Source data:
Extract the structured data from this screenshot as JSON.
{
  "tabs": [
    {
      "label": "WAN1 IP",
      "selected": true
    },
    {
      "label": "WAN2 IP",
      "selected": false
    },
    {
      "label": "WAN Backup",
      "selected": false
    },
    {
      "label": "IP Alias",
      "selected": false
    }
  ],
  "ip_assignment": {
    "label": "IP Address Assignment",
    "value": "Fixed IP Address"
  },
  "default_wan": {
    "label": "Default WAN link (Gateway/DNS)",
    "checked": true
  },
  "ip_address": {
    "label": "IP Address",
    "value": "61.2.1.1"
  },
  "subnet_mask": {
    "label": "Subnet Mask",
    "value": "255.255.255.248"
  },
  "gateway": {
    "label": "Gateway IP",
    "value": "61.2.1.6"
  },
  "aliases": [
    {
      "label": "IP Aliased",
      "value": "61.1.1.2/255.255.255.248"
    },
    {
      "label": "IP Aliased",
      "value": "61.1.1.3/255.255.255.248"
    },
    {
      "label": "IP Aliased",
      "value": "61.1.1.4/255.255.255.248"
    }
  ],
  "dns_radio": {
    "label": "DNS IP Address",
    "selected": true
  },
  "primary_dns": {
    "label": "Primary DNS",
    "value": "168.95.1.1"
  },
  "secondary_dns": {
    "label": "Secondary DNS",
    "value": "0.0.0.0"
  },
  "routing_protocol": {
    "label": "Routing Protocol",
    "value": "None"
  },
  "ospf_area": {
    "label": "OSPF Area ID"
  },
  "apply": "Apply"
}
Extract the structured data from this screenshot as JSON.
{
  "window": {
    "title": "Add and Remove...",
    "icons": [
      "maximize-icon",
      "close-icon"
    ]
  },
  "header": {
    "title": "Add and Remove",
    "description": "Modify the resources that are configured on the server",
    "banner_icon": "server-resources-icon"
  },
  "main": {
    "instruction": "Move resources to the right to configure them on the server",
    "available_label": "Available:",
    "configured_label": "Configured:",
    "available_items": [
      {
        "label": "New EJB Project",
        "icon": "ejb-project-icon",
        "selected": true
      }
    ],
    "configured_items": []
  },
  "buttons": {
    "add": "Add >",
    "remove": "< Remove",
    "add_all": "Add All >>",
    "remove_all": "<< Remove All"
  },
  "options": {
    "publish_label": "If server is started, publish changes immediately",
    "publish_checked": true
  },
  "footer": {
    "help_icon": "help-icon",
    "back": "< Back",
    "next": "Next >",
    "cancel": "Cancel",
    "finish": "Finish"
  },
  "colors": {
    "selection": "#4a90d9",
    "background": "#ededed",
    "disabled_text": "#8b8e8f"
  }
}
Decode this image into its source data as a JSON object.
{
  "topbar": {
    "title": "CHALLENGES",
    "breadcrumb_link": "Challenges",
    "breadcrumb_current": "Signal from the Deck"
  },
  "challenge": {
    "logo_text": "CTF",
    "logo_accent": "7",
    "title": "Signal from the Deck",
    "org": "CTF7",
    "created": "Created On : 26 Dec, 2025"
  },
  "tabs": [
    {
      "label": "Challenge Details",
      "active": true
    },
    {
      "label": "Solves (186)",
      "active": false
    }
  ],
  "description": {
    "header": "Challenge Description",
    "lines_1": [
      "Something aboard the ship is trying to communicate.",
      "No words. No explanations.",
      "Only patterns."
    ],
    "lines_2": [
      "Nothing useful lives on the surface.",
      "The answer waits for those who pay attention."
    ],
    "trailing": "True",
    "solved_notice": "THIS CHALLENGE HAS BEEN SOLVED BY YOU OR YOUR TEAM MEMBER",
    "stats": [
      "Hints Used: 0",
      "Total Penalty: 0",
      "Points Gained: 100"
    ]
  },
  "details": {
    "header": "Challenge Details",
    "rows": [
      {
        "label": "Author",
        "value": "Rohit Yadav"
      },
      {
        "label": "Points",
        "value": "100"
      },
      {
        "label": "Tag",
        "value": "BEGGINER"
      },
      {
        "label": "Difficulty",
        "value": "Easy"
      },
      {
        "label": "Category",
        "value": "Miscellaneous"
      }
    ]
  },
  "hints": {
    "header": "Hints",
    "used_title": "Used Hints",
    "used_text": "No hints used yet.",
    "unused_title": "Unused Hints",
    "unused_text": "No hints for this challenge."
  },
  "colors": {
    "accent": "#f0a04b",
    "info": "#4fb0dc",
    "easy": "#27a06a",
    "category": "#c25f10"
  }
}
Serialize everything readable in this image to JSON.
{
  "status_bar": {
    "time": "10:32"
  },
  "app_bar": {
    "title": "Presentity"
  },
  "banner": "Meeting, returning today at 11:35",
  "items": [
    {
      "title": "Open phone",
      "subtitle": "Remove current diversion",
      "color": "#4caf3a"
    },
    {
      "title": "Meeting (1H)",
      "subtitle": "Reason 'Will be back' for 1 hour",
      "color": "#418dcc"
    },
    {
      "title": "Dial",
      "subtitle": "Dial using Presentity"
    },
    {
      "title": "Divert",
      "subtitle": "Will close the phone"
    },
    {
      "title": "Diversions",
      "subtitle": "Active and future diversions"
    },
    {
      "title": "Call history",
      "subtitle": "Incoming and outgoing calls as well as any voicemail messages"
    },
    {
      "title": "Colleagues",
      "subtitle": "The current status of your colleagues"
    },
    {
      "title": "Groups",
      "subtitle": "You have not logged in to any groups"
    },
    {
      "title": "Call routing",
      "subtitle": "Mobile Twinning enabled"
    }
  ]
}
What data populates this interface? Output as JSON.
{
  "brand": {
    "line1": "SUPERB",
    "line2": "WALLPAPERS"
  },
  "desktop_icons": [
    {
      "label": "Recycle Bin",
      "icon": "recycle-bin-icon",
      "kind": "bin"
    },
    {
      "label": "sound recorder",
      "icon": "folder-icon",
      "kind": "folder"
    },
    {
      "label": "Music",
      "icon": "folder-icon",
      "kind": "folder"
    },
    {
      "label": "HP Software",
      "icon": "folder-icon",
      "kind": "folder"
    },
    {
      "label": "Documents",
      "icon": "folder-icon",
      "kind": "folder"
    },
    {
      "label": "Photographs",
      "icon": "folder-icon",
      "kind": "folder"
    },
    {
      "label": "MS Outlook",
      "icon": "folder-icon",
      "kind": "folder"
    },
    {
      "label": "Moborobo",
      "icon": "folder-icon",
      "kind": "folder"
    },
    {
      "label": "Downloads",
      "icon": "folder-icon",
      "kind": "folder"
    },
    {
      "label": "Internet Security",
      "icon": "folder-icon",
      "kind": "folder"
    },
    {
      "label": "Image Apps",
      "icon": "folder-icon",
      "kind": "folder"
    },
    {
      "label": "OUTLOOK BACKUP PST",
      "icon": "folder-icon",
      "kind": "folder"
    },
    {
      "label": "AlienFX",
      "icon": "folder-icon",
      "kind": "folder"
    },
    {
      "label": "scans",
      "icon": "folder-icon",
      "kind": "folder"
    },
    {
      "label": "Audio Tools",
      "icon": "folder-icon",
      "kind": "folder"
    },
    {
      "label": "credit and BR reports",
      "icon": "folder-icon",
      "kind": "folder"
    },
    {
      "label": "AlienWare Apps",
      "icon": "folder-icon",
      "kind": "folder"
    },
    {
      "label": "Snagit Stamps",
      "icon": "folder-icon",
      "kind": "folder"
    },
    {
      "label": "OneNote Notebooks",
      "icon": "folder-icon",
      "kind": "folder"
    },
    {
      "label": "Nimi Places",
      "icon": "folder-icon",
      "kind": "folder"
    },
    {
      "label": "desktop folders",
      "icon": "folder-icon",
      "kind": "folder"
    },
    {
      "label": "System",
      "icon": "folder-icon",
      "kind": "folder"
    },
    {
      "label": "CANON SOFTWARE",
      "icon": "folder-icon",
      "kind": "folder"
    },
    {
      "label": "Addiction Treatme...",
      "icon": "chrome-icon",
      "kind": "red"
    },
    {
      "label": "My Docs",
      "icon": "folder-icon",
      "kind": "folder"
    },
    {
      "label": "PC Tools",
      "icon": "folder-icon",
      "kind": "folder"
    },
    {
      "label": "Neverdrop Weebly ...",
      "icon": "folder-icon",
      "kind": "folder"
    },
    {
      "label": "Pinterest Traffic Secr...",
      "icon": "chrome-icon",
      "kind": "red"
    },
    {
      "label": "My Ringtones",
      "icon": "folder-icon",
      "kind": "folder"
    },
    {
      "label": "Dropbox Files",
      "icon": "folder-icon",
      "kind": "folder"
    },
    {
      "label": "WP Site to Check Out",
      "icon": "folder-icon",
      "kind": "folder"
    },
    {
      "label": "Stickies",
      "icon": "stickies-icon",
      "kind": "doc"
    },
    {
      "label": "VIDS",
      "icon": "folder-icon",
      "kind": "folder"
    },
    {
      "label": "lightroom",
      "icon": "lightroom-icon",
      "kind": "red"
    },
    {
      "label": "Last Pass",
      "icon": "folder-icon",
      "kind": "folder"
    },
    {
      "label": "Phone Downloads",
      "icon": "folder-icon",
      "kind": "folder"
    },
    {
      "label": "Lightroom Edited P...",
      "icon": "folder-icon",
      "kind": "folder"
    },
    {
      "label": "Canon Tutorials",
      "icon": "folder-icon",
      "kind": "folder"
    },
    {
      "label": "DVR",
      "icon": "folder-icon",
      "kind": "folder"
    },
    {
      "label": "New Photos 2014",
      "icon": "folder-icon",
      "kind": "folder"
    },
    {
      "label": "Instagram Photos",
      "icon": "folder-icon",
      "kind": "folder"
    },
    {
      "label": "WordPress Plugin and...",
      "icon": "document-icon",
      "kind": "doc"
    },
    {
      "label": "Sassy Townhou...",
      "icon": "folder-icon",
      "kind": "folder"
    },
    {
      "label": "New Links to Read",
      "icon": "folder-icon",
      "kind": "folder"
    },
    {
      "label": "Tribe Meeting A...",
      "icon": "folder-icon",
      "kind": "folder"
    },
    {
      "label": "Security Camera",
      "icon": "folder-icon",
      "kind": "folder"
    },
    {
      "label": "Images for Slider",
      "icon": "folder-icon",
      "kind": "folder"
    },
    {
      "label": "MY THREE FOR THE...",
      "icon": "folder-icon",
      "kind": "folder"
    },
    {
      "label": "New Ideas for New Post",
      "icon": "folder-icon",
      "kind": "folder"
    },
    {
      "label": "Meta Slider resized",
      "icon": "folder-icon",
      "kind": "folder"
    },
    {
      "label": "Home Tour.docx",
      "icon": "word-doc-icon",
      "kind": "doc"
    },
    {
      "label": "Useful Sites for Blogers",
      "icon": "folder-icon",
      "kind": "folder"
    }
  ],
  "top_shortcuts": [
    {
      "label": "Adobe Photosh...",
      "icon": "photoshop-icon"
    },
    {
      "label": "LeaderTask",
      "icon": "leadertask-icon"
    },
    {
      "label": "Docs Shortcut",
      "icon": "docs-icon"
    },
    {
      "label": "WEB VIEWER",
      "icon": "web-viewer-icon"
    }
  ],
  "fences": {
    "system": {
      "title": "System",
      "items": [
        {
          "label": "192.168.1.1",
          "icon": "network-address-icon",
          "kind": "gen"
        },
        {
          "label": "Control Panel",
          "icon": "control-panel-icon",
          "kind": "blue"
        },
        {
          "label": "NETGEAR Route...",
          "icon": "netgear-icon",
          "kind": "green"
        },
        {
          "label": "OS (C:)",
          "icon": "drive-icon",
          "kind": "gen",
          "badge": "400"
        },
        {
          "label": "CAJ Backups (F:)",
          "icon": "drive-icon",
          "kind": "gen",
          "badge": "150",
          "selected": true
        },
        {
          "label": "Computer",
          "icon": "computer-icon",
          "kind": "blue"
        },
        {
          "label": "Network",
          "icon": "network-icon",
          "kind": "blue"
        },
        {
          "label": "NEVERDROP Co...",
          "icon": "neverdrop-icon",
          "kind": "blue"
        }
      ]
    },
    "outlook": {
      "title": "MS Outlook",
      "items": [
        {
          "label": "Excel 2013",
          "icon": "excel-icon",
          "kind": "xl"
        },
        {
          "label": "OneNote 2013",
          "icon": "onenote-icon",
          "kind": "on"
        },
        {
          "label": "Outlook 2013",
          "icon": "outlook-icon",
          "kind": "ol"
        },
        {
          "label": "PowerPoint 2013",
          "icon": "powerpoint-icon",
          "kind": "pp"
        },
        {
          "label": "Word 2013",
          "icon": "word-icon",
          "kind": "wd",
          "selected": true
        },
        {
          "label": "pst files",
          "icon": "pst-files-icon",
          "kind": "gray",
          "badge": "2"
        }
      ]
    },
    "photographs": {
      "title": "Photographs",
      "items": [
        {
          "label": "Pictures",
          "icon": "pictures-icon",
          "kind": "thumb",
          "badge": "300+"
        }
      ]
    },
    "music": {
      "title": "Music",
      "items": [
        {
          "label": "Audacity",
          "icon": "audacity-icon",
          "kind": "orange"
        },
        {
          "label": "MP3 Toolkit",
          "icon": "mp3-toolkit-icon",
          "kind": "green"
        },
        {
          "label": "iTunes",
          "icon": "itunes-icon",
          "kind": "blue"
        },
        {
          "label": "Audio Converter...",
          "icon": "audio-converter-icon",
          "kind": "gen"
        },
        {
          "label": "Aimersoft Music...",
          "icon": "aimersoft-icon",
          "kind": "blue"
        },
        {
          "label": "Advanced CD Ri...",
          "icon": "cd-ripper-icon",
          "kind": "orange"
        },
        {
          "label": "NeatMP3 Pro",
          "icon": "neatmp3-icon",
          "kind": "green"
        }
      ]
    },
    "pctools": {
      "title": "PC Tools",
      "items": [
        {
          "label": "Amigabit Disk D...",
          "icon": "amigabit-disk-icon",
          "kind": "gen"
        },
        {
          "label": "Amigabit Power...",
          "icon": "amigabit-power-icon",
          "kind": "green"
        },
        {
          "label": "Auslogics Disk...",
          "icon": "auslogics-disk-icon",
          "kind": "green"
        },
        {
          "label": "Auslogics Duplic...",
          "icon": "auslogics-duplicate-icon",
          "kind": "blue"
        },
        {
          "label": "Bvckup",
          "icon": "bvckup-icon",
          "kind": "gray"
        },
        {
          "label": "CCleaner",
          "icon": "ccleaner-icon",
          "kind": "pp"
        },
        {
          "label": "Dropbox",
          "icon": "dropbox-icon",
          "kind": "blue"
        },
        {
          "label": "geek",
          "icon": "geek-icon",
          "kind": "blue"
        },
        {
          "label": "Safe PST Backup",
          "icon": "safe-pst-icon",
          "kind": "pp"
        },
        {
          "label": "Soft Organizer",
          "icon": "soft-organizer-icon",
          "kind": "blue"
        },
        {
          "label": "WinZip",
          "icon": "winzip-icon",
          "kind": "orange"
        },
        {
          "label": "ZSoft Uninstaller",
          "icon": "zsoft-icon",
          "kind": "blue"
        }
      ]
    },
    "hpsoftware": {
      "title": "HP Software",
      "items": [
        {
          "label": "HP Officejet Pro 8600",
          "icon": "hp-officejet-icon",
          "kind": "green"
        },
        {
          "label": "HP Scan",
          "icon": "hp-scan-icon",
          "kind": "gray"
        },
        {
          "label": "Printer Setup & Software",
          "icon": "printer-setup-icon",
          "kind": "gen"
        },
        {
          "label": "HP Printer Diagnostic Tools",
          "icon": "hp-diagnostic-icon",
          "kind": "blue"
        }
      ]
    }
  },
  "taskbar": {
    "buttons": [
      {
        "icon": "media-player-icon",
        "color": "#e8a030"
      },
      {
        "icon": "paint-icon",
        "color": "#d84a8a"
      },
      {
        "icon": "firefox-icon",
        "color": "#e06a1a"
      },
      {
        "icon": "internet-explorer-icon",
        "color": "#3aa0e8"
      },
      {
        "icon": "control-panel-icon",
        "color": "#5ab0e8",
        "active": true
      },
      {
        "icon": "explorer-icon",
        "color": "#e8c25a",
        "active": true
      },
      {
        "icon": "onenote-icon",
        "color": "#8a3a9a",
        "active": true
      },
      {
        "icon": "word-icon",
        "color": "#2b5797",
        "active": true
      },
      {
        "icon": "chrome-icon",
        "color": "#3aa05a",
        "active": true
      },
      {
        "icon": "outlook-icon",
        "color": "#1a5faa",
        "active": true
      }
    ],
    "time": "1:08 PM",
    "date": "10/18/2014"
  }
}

Task:
Pull out every line containing "Presentity".

Finished task:
    "title": "Presentity"
      "subtitle": "Dial using Presentity"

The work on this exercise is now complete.